---------- DATASET EXCERPTS

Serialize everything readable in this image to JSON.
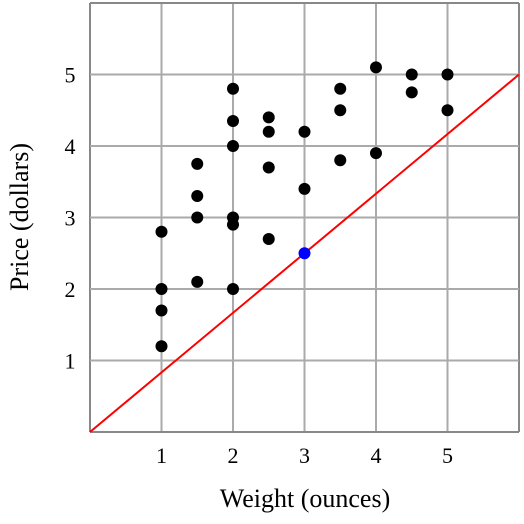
{
  "chart_data": {
    "type": "scatter",
    "xlabel": "Weight (ounces)",
    "ylabel": "Price (dollars)",
    "xlim": [
      0,
      6
    ],
    "ylim": [
      0,
      6
    ],
    "x_ticks": [
      "1",
      "2",
      "3",
      "4",
      "5"
    ],
    "y_ticks": [
      "1",
      "2",
      "3",
      "4",
      "5"
    ],
    "grid": true,
    "points": [
      {
        "x": 1,
        "y": 2.8
      },
      {
        "x": 1,
        "y": 2.0
      },
      {
        "x": 1,
        "y": 1.7
      },
      {
        "x": 1,
        "y": 1.2
      },
      {
        "x": 1.5,
        "y": 3.75
      },
      {
        "x": 1.5,
        "y": 3.3
      },
      {
        "x": 1.5,
        "y": 3.0
      },
      {
        "x": 1.5,
        "y": 2.1
      },
      {
        "x": 2,
        "y": 4.8
      },
      {
        "x": 2,
        "y": 4.35
      },
      {
        "x": 2,
        "y": 4.0
      },
      {
        "x": 2,
        "y": 3.0
      },
      {
        "x": 2,
        "y": 2.9
      },
      {
        "x": 2,
        "y": 2.0
      },
      {
        "x": 2.5,
        "y": 4.4
      },
      {
        "x": 2.5,
        "y": 4.2
      },
      {
        "x": 2.5,
        "y": 3.7
      },
      {
        "x": 2.5,
        "y": 2.7
      },
      {
        "x": 3,
        "y": 4.2
      },
      {
        "x": 3,
        "y": 3.4
      },
      {
        "x": 3.5,
        "y": 4.8
      },
      {
        "x": 3.5,
        "y": 4.5
      },
      {
        "x": 3.5,
        "y": 3.8
      },
      {
        "x": 4,
        "y": 5.1
      },
      {
        "x": 4,
        "y": 3.9
      },
      {
        "x": 4.5,
        "y": 5.0
      },
      {
        "x": 4.5,
        "y": 4.75
      },
      {
        "x": 5,
        "y": 5.0
      },
      {
        "x": 5,
        "y": 4.5
      }
    ],
    "highlight_point": {
      "x": 3,
      "y": 2.5
    },
    "line": {
      "x1": 0,
      "y1": 0,
      "x2": 6,
      "y2": 5
    },
    "colors": {
      "point": "#000000",
      "highlight": "#0000ff",
      "line": "#ff0000",
      "grid": "#aaaaaa",
      "frame": "#888888"
    }
  }
}
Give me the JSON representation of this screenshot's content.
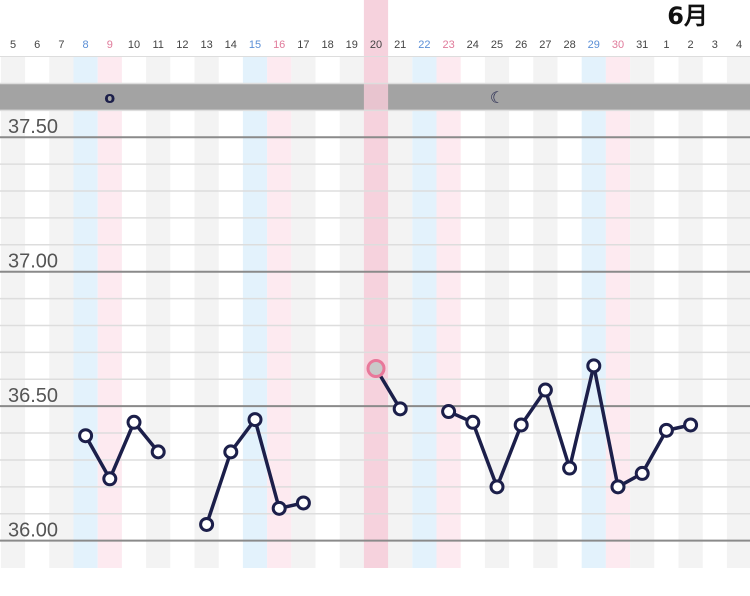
{
  "month_label": "6月",
  "colors": {
    "line": "#1c1f4a",
    "point_fill": "#ffffff",
    "highlight_point": "#e8789a",
    "highlight_band": "#f5cad7",
    "blue_day_band": "#e3f2fc",
    "pink_day_band": "#fdeaf0",
    "gray_stripe": "#f3f3f3",
    "grid_major": "#8a8a8a",
    "grid_minor": "#dddddd",
    "header_band": "#a3a3a3",
    "blue_day_text": "#5b8fd6",
    "pink_day_text": "#e07a9a",
    "normal_day_text": "#444444"
  },
  "markers": [
    {
      "day_index": 4,
      "glyph": "o",
      "icon": "ovulation-o-icon"
    },
    {
      "day_index": 20,
      "glyph": "☾",
      "icon": "moon-icon"
    }
  ],
  "chart_data": {
    "type": "line",
    "title": "",
    "xlabel": "",
    "ylabel": "",
    "ylim": [
      35.98,
      37.75
    ],
    "yticks": [
      "36.00",
      "36.50",
      "37.00",
      "37.50"
    ],
    "grid": true,
    "categories": [
      "5",
      "6",
      "7",
      "8",
      "9",
      "10",
      "11",
      "12",
      "13",
      "14",
      "15",
      "16",
      "17",
      "18",
      "19",
      "20",
      "21",
      "22",
      "23",
      "24",
      "25",
      "26",
      "27",
      "28",
      "29",
      "30",
      "31",
      "1",
      "2",
      "3",
      "4"
    ],
    "day_styles": [
      "normal",
      "normal",
      "normal",
      "blue",
      "pink",
      "normal",
      "normal",
      "normal",
      "normal",
      "normal",
      "blue",
      "pink",
      "normal",
      "normal",
      "normal",
      "highlight",
      "normal",
      "blue",
      "pink",
      "normal",
      "normal",
      "normal",
      "normal",
      "normal",
      "blue",
      "pink",
      "normal",
      "normal",
      "normal",
      "normal",
      "normal"
    ],
    "highlight_index": 15,
    "series": [
      {
        "values": [
          null,
          null,
          null,
          36.39,
          36.23,
          36.44,
          36.33,
          null,
          36.06,
          36.33,
          36.45,
          36.12,
          36.14,
          null,
          null,
          36.64,
          36.49,
          null,
          36.48,
          36.44,
          36.2,
          36.43,
          36.56,
          36.27,
          36.65,
          36.2,
          36.25,
          36.41,
          36.43,
          null,
          null
        ]
      }
    ]
  }
}
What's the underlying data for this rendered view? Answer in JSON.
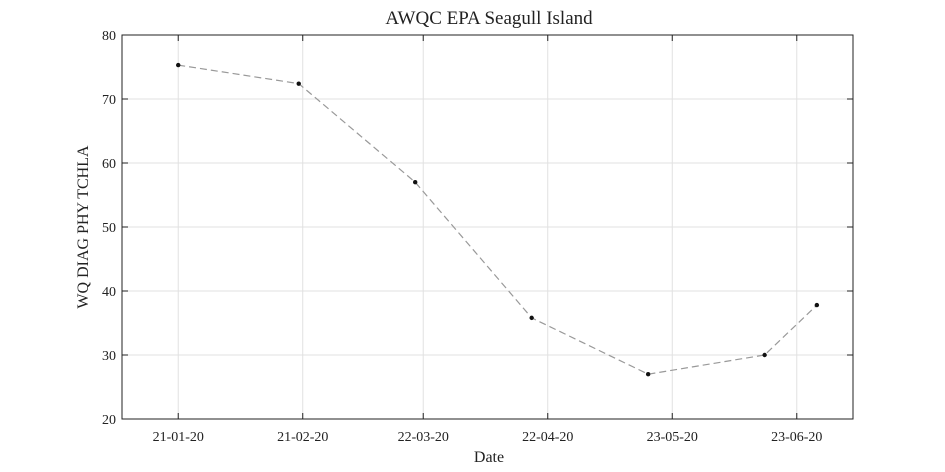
{
  "chart_data": {
    "type": "line",
    "title": "AWQC EPA Seagull Island",
    "xlabel": "Date",
    "ylabel": "WQ DIAG PHY TCHLA",
    "x_tick_labels": [
      "21-01-20",
      "21-02-20",
      "22-03-20",
      "22-04-20",
      "23-05-20",
      "23-06-20"
    ],
    "x_tick_dates": [
      "2020-01-21",
      "2020-02-21",
      "2020-03-22",
      "2020-04-22",
      "2020-05-23",
      "2020-06-23"
    ],
    "xlim": [
      "2020-01-07",
      "2020-07-07"
    ],
    "ylim": [
      20,
      80
    ],
    "y_ticks": [
      20,
      30,
      40,
      50,
      60,
      70,
      80
    ],
    "grid": true,
    "series": [
      {
        "color": "#999999",
        "line_style": "dashed",
        "marker_color": "#111111",
        "points": [
          {
            "x": "2020-01-21",
            "y": 75.3
          },
          {
            "x": "2020-02-20",
            "y": 72.4
          },
          {
            "x": "2020-03-20",
            "y": 57.0
          },
          {
            "x": "2020-04-18",
            "y": 35.8
          },
          {
            "x": "2020-05-17",
            "y": 27.0
          },
          {
            "x": "2020-06-15",
            "y": 30.0
          },
          {
            "x": "2020-06-28",
            "y": 37.8
          }
        ]
      }
    ]
  }
}
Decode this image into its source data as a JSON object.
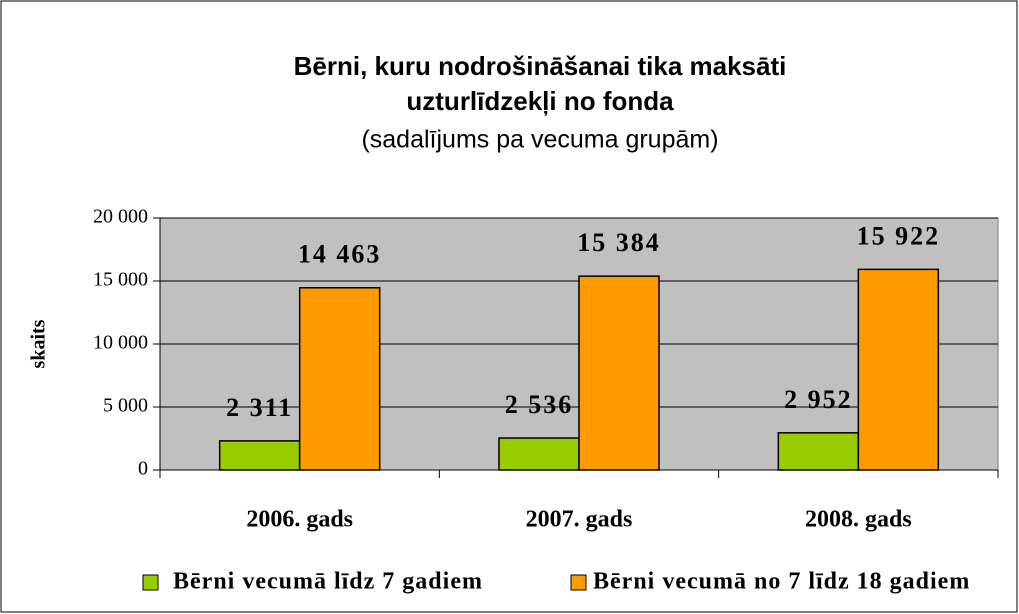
{
  "chart_data": {
    "type": "bar",
    "title": [
      "Bērni, kuru nodrošināšanai tika maksāti",
      "uzturlīdzekļi no fonda"
    ],
    "subtitle": "(sadalījums pa vecuma grupām)",
    "y_label": "skaits",
    "categories": [
      "2006. gads",
      "2007. gads",
      "2008. gads"
    ],
    "series": [
      {
        "name": "Bērni vecumā līdz 7 gadiem",
        "color": "#99cc00",
        "values": [
          2311,
          2536,
          2952
        ],
        "value_labels": [
          "2 311",
          "2 536",
          "2 952"
        ]
      },
      {
        "name": "Bērni vecumā no 7 līdz 18 gadiem",
        "color": "#ff9900",
        "values": [
          14463,
          15384,
          15922
        ],
        "value_labels": [
          "14 463",
          "15 384",
          "15 922"
        ]
      }
    ],
    "ylim": [
      0,
      20000
    ],
    "yticks": [
      0,
      {
        "value": 5000,
        "label": "5 000"
      },
      {
        "value": 10000,
        "label": "10 000"
      },
      {
        "value": 15000,
        "label": "15 000"
      },
      {
        "value": 20000,
        "label": "20 000"
      }
    ],
    "grid": true,
    "plot_background": "#c0c0c0",
    "legend": "bottom"
  }
}
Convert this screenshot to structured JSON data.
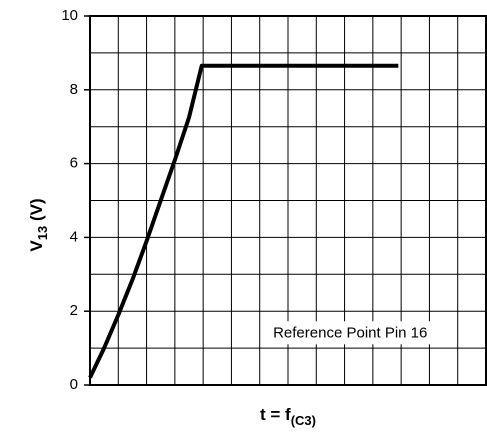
{
  "chart_data": {
    "type": "line",
    "title": "",
    "xlabel": {
      "main": "t = f",
      "sub": "(C3)"
    },
    "ylabel": {
      "main": "V",
      "sub": "13",
      "suffix": " (V)"
    },
    "ylim": [
      0,
      10
    ],
    "yticks": [
      "0",
      "2",
      "4",
      "6",
      "8",
      "10"
    ],
    "xlim": [
      0,
      14
    ],
    "x_tick_labels": false,
    "grid": true,
    "grid_x_divisions": 14,
    "grid_y_divisions": 10,
    "series": [
      {
        "line_color": "#000000",
        "points": [
          {
            "x": 0.0,
            "y": 0.2
          },
          {
            "x": 0.5,
            "y": 1.0
          },
          {
            "x": 1.0,
            "y": 1.9
          },
          {
            "x": 1.5,
            "y": 2.85
          },
          {
            "x": 2.0,
            "y": 3.9
          },
          {
            "x": 2.5,
            "y": 5.0
          },
          {
            "x": 3.0,
            "y": 6.1
          },
          {
            "x": 3.5,
            "y": 7.25
          },
          {
            "x": 3.95,
            "y": 8.65
          },
          {
            "x": 10.9,
            "y": 8.65
          }
        ]
      }
    ],
    "annotation": {
      "text": "Reference Point Pin 16",
      "x": 9.2,
      "y": 1.4
    }
  }
}
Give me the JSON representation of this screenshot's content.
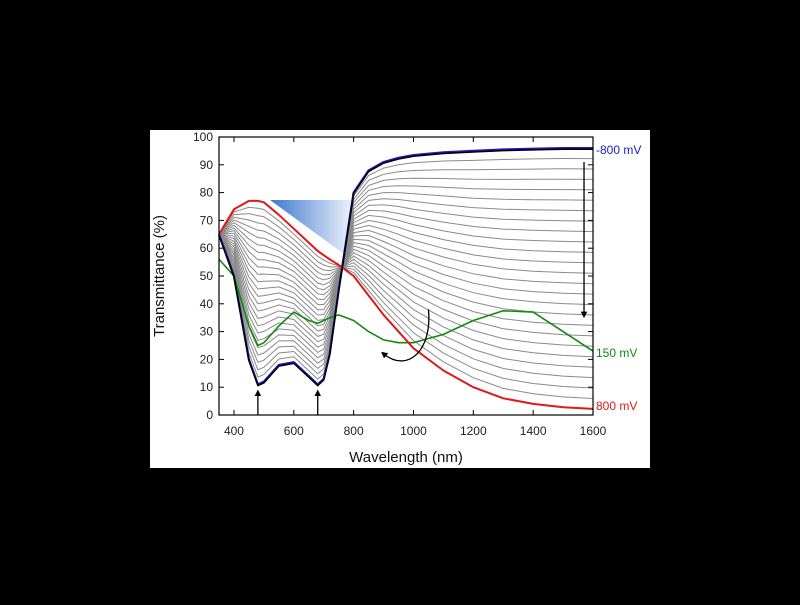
{
  "chart_data": {
    "type": "line",
    "xlabel": "Wavelength (nm)",
    "ylabel": "Transmittance (%)",
    "xlim": [
      350,
      1600
    ],
    "ylim": [
      0,
      100
    ],
    "xticks": [
      400,
      600,
      800,
      1000,
      1200,
      1400,
      1600
    ],
    "yticks": [
      0,
      10,
      20,
      30,
      40,
      50,
      60,
      70,
      80,
      90,
      100
    ],
    "grid": false,
    "legend": "none",
    "x": [
      350,
      400,
      450,
      480,
      500,
      550,
      600,
      650,
      680,
      700,
      720,
      750,
      800,
      850,
      900,
      950,
      1000,
      1100,
      1200,
      1300,
      1400,
      1500,
      1600
    ],
    "series": [
      {
        "name": "-800 mV",
        "color": "#1a1ac8",
        "values": [
          65,
          50,
          20,
          11,
          12,
          18,
          19,
          14,
          11,
          13,
          22,
          45,
          80,
          88,
          91,
          92.5,
          93.5,
          94.5,
          95,
          95.5,
          95.8,
          96,
          96
        ]
      },
      {
        "name": "150 mV",
        "color": "#128a12",
        "values": [
          56,
          50,
          32,
          25,
          26,
          32,
          37,
          34,
          33,
          34,
          35,
          36,
          34,
          30,
          27,
          26,
          26,
          29,
          34,
          37.5,
          37,
          30,
          23
        ]
      },
      {
        "name": "800 mV",
        "color": "#e01818",
        "values": [
          65,
          74,
          77,
          77,
          76.5,
          72,
          67,
          62,
          59,
          57.5,
          56,
          54,
          50,
          43,
          36,
          30,
          24,
          16,
          10,
          6,
          4,
          2.8,
          2.2
        ]
      }
    ],
    "gray_series_count": 24,
    "gray_color": "#8a8a8a",
    "annotations": [
      {
        "type": "arrow-up",
        "x": 480,
        "y_from": 0,
        "y_to": 8
      },
      {
        "type": "arrow-up",
        "x": 680,
        "y_from": 0,
        "y_to": 8
      },
      {
        "type": "arrow-down",
        "x": 1570,
        "y_from": 91,
        "y_to": 36
      },
      {
        "type": "curved-arrow",
        "x_from": 1050,
        "y_from": 38,
        "x_to": 900,
        "y_to": 22
      }
    ]
  }
}
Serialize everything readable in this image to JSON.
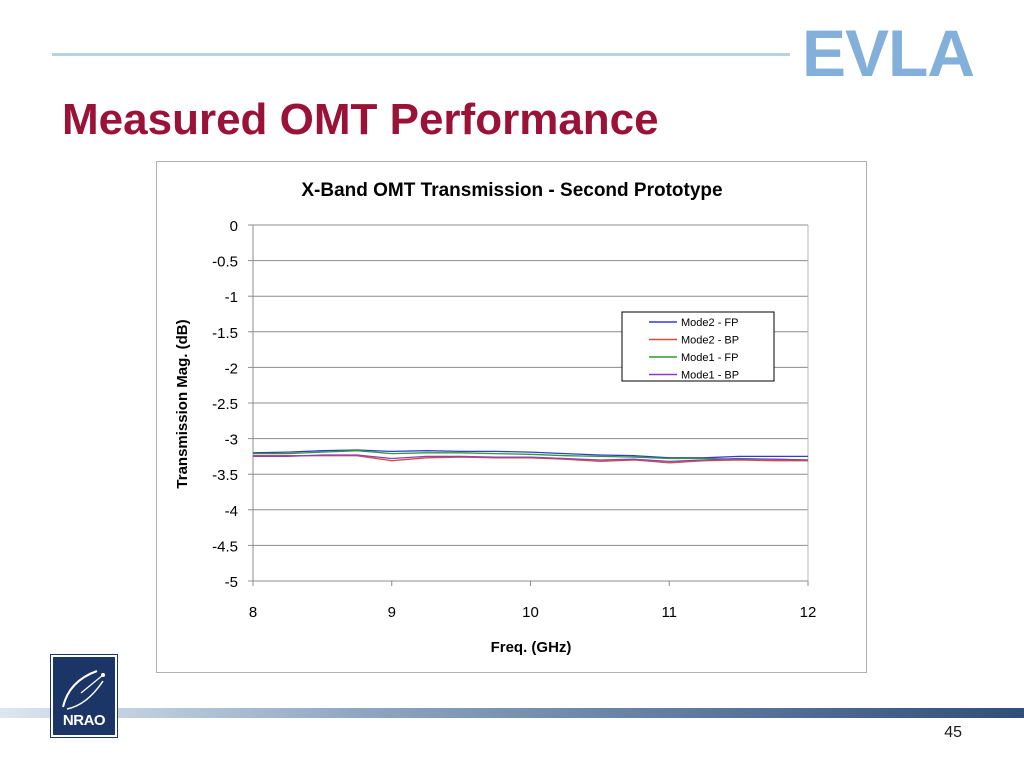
{
  "slide": {
    "brand": "EVLA",
    "title": "Measured OMT Performance",
    "logo_text": "NRAO",
    "page_number": "45"
  },
  "colors": {
    "title": "#9b1238",
    "brand": "#6ea3d4",
    "series": [
      "#2e3fd0",
      "#d0503c",
      "#2e9a34",
      "#8a3fc7"
    ]
  },
  "chart_data": {
    "type": "line",
    "title": "X-Band OMT Transmission - Second Prototype",
    "xlabel": "Freq. (GHz)",
    "ylabel": "Transmission Mag. (dB)",
    "xlim": [
      8,
      12
    ],
    "ylim": [
      -5,
      0
    ],
    "xticks": [
      8,
      9,
      10,
      11,
      12
    ],
    "yticks": [
      0,
      -0.5,
      -1,
      -1.5,
      -2,
      -2.5,
      -3,
      -3.5,
      -4,
      -4.5,
      -5
    ],
    "ytick_labels": [
      "0",
      "-0.5",
      "-1",
      "-1.5",
      "-2",
      "-2.5",
      "-3",
      "-3.5",
      "-4",
      "-4.5",
      "-5"
    ],
    "xtick_labels": [
      "8",
      "9",
      "10",
      "11",
      "12"
    ],
    "grid": "horizontal",
    "legend_position": "upper-right",
    "x": [
      8.0,
      8.25,
      8.5,
      8.75,
      9.0,
      9.25,
      9.5,
      9.75,
      10.0,
      10.25,
      10.5,
      10.75,
      11.0,
      11.25,
      11.5,
      11.75,
      12.0
    ],
    "series": [
      {
        "name": "Mode2 - FP",
        "values": [
          -3.2,
          -3.19,
          -3.17,
          -3.16,
          -3.18,
          -3.17,
          -3.18,
          -3.18,
          -3.19,
          -3.21,
          -3.23,
          -3.24,
          -3.27,
          -3.27,
          -3.25,
          -3.25,
          -3.25
        ]
      },
      {
        "name": "Mode2 - BP",
        "values": [
          -3.24,
          -3.24,
          -3.24,
          -3.24,
          -3.31,
          -3.27,
          -3.26,
          -3.27,
          -3.27,
          -3.29,
          -3.32,
          -3.3,
          -3.34,
          -3.31,
          -3.3,
          -3.31,
          -3.31
        ]
      },
      {
        "name": "Mode1 - FP",
        "values": [
          -3.21,
          -3.21,
          -3.19,
          -3.17,
          -3.21,
          -3.2,
          -3.2,
          -3.21,
          -3.22,
          -3.24,
          -3.25,
          -3.26,
          -3.28,
          -3.28,
          -3.29,
          -3.29,
          -3.3
        ]
      },
      {
        "name": "Mode1 - BP",
        "values": [
          -3.25,
          -3.25,
          -3.23,
          -3.23,
          -3.28,
          -3.25,
          -3.25,
          -3.26,
          -3.26,
          -3.28,
          -3.3,
          -3.29,
          -3.32,
          -3.3,
          -3.28,
          -3.29,
          -3.3
        ]
      }
    ]
  }
}
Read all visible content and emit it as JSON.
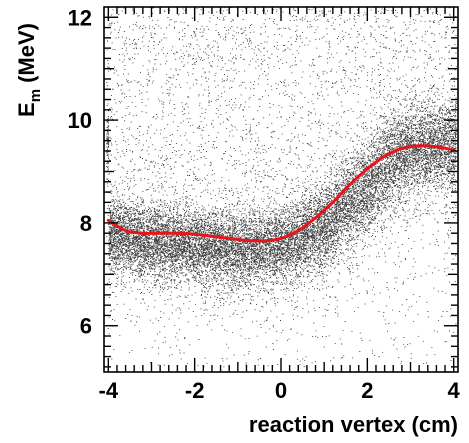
{
  "chart_data": {
    "type": "scatter",
    "title": "",
    "xlabel": "reaction vertex (cm)",
    "ylabel": {
      "main": "E",
      "subscript": "m",
      "unit": "(MeV)"
    },
    "xlim": [
      -4.1,
      4.1
    ],
    "ylim": [
      5.1,
      12.2
    ],
    "x_ticks": [
      -4,
      -2,
      0,
      2,
      4
    ],
    "y_ticks": [
      6,
      8,
      10,
      12
    ],
    "x_tick_labels": [
      "-4",
      "-2",
      "0",
      "2",
      "4"
    ],
    "y_tick_labels": [
      "6",
      "8",
      "10",
      "12"
    ],
    "grid": false,
    "legend": "none",
    "colors": {
      "scatter": "#000000",
      "fit_curve": "#e8141c",
      "axes": "#000000"
    },
    "series": [
      {
        "kind": "scatter",
        "description_band": [
          [
            -4.0,
            7.75,
            0.35
          ],
          [
            -3.0,
            7.65,
            0.35
          ],
          [
            -2.0,
            7.55,
            0.35
          ],
          [
            -1.0,
            7.45,
            0.35
          ],
          [
            0.0,
            7.55,
            0.35
          ],
          [
            1.0,
            7.95,
            0.4
          ],
          [
            2.0,
            8.7,
            0.45
          ],
          [
            2.5,
            9.15,
            0.45
          ],
          [
            3.0,
            9.45,
            0.4
          ],
          [
            3.5,
            9.5,
            0.4
          ],
          [
            4.0,
            9.45,
            0.4
          ]
        ],
        "band_points": 16000,
        "background_points": 2800
      },
      {
        "kind": "line",
        "x": [
          -4.0,
          -3.6,
          -3.2,
          -2.8,
          -2.4,
          -2.0,
          -1.6,
          -1.2,
          -0.8,
          -0.4,
          0.0,
          0.4,
          0.8,
          1.2,
          1.6,
          2.0,
          2.4,
          2.8,
          3.2,
          3.6,
          4.0
        ],
        "y": [
          8.05,
          7.85,
          7.8,
          7.8,
          7.8,
          7.78,
          7.74,
          7.7,
          7.66,
          7.65,
          7.7,
          7.85,
          8.1,
          8.4,
          8.75,
          9.05,
          9.3,
          9.45,
          9.5,
          9.48,
          9.42
        ]
      }
    ]
  }
}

--------------------

WHAT YOU WILL DO —
Say the number of lines in the records above that include the string "gadiem", and no more.

RESULT FOR THIS EXERCISE —
2